[What this task involves]
Extract, from the listing that follows, each line containing the word "substr".

[Items]
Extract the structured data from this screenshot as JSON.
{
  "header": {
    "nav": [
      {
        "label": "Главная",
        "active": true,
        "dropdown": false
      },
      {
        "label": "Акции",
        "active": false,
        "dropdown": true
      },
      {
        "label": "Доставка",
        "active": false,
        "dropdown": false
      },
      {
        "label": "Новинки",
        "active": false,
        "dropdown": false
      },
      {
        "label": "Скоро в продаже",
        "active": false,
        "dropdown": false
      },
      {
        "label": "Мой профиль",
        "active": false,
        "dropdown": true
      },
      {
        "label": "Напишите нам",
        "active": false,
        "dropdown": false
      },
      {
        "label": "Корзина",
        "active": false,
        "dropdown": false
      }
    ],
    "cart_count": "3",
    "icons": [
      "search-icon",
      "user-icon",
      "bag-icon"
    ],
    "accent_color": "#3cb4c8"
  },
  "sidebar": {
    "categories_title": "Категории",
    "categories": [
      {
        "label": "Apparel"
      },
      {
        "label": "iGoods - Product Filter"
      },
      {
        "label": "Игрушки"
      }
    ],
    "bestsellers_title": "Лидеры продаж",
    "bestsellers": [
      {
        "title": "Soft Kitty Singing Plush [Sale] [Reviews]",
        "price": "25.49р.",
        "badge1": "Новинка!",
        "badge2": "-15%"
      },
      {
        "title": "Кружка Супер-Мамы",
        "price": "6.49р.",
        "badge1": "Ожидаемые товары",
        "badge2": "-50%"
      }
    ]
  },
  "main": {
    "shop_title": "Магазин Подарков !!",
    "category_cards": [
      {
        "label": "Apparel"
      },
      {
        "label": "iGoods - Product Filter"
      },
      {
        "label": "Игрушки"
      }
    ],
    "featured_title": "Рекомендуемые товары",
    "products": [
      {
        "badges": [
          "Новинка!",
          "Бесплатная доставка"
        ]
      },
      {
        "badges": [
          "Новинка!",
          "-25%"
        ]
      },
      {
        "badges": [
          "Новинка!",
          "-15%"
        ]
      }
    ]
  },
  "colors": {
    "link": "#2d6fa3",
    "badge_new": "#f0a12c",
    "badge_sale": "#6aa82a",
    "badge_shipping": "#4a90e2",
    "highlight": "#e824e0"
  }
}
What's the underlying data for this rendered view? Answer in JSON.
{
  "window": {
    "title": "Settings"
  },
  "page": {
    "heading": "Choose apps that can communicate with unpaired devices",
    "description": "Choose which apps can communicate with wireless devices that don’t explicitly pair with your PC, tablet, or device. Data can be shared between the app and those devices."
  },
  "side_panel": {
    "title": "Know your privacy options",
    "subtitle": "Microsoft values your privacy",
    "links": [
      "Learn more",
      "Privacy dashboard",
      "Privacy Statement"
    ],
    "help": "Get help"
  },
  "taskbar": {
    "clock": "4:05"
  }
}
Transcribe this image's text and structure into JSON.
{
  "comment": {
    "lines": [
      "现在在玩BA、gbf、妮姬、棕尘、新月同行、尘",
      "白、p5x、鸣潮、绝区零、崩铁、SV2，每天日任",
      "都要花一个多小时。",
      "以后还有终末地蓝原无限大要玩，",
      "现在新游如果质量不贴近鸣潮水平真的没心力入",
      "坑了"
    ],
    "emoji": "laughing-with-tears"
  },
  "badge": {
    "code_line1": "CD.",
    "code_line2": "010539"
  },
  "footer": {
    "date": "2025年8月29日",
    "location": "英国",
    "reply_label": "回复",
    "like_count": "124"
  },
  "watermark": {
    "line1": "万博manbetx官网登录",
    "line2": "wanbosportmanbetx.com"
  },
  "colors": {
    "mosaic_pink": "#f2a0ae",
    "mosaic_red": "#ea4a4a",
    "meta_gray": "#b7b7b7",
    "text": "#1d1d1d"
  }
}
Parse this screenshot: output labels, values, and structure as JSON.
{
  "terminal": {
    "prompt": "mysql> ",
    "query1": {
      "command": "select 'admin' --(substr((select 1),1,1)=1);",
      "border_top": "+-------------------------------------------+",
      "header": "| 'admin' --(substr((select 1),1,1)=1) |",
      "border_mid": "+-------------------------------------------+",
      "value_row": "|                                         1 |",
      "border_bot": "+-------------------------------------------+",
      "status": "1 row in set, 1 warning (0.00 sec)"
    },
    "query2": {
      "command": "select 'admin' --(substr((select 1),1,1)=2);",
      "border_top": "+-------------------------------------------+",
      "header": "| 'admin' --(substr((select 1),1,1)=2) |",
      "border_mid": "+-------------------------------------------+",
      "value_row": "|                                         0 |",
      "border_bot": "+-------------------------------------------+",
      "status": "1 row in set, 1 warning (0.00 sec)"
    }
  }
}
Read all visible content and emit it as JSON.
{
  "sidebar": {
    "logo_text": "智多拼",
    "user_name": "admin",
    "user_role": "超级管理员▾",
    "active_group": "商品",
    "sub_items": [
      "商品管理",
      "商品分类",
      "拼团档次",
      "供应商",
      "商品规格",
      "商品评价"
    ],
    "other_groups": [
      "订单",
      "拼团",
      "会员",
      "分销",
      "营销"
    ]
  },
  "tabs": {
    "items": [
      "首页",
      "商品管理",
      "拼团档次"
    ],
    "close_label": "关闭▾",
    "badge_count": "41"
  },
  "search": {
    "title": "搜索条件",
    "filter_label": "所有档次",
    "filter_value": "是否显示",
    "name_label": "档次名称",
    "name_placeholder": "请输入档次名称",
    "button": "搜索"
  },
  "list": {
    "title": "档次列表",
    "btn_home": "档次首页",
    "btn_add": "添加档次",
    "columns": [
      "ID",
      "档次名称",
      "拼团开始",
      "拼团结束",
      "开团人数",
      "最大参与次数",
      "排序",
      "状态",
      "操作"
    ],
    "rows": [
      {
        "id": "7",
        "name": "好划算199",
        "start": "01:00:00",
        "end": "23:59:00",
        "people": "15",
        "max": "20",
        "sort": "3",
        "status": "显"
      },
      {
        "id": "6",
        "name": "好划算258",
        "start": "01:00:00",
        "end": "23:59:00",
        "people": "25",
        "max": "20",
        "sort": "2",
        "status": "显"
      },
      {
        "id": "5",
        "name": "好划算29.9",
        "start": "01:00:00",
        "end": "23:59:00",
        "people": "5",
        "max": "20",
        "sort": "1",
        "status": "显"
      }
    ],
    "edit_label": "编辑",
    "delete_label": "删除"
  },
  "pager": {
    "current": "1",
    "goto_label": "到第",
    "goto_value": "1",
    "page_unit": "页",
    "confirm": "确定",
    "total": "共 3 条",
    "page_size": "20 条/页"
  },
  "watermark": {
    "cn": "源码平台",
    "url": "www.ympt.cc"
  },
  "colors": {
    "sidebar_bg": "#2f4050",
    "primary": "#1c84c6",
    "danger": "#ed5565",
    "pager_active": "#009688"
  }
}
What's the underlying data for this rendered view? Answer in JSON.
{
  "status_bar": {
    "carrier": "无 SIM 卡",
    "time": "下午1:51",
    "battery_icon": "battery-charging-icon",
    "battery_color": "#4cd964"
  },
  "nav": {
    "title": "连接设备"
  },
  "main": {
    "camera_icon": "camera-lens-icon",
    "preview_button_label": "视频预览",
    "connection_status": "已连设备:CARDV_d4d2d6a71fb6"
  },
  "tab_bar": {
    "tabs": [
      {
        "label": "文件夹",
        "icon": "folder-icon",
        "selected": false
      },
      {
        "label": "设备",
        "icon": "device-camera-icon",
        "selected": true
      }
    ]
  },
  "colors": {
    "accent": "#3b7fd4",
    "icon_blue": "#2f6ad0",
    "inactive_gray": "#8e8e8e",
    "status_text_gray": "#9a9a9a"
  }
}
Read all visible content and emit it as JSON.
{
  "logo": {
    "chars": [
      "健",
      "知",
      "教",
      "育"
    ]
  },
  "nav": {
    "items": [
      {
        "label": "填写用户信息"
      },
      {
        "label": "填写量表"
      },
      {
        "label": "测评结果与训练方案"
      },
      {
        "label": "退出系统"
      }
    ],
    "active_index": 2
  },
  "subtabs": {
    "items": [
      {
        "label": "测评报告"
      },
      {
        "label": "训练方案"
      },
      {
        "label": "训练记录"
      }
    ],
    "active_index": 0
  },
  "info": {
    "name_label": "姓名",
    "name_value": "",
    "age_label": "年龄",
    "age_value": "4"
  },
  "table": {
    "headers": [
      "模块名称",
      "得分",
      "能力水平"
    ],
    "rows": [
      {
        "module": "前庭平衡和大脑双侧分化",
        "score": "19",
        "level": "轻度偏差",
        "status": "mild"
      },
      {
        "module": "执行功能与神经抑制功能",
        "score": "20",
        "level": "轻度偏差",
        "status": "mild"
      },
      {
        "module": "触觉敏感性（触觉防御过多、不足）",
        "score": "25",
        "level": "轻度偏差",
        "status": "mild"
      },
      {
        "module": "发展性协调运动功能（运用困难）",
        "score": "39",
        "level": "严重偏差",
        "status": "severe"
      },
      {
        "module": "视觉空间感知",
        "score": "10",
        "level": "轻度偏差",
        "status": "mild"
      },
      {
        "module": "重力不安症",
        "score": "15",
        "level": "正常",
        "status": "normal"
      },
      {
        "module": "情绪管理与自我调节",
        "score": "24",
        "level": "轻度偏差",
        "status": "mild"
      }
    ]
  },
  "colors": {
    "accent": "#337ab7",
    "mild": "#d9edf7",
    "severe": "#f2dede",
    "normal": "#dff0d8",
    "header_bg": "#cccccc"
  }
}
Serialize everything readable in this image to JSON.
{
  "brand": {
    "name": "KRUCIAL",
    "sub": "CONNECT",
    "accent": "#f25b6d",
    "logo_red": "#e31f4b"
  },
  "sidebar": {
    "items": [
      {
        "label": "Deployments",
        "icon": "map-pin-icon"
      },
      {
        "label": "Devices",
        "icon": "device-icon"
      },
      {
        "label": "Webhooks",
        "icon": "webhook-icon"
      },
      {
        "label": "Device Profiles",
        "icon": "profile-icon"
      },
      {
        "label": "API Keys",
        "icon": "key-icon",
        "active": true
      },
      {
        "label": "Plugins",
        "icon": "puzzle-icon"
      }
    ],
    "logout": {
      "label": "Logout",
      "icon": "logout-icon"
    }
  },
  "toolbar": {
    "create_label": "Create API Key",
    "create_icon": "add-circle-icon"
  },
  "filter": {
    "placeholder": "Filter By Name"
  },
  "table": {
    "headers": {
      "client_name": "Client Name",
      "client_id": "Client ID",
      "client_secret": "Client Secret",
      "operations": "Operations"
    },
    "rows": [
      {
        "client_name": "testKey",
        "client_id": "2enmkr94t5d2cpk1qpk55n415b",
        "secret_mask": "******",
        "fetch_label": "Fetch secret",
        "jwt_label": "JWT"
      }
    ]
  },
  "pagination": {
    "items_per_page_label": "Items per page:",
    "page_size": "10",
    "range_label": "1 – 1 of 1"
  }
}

[Correct output]
      "command": "select 'admin' --(substr((select 1),1,1)=1);",
      "header": "| 'admin' --(substr((select 1),1,1)=1) |",
      "command": "select 'admin' --(substr((select 1),1,1)=2);",
      "header": "| 'admin' --(substr((select 1),1,1)=2) |",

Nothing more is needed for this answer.